Write the material out again exactly.
==========
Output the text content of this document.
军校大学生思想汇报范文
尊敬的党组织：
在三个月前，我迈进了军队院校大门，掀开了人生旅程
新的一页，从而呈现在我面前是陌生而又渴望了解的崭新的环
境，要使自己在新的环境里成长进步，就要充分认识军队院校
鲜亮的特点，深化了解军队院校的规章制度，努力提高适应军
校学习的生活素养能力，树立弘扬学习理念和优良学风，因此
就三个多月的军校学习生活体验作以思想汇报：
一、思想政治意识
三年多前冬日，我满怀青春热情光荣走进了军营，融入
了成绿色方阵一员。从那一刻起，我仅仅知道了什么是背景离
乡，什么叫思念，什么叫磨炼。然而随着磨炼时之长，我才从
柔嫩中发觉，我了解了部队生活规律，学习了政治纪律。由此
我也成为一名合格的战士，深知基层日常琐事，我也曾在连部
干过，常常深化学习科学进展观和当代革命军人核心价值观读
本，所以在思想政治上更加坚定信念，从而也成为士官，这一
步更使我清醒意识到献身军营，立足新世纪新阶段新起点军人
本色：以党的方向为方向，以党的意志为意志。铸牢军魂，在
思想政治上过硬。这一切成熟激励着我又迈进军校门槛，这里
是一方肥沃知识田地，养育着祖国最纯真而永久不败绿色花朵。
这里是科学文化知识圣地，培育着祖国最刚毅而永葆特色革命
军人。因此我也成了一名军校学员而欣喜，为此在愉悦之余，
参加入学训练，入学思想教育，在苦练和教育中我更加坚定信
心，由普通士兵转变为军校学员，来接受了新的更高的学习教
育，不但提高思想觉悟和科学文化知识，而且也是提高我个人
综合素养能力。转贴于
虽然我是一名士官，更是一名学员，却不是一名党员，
==========
Task result:
Output the text content of this document.
军校大学生思想汇报范文
尊敬的党组织：
在三个月前，我迈进了军队院校大门，掀开了人生旅程
新的一页，从而呈现在我面前是陌生而又渴望了解的崭新的环
境，要使自己在新的环境里成长进步，就要充分认识军队院校
鲜亮的特点，深化了解军队院校的规章制度，努力提高适应军
校学习的生活素养能力，树立弘扬学习理念和优良学风，因此
就三个多月的军校学习生活体验作以思想汇报：
一、思想政治意识
三年多前冬日，我满怀青春热情光荣走进了军营，融入
了成绿色方阵一员。从那一刻起，我仅仅知道了什么是背景离
乡，什么叫思念，什么叫磨炼。然而随着磨炼时之长，我才从
柔嫩中发觉，我了解了部队生活规律，学习了政治纪律。由此
我也成为一名合格的战士，深知基层日常琐事，我也曾在连部
干过，常常深化学习科学进展观和当代革命军人核心价值观读
本，所以在思想政治上更加坚定信念，从而也成为士官，这一
步更使我清醒意识到献身军营，立足新世纪新阶段新起点军人
本色：以党的方向为方向，以党的意志为意志。铸牢军魂，在
思想政治上过硬。这一切成熟激励着我又迈进军校门槛，这里
是一方肥沃知识田地，养育着祖国最纯真而永久不败绿色花朵。
这里是科学文化知识圣地，培育着祖国最刚毅而永葆特色革命
军人。因此我也成了一名军校学员而欣喜，为此在愉悦之余，
参加入学训练，入学思想教育，在苦练和教育中我更加坚定信
心，由普通士兵转变为军校学员，来接受了新的更高的学习教
育，不但提高思想觉悟和科学文化知识，而且也是提高我个人
综合素养能力。转贴于
虽然我是一名士官，更是一名学员，却不是一名党员，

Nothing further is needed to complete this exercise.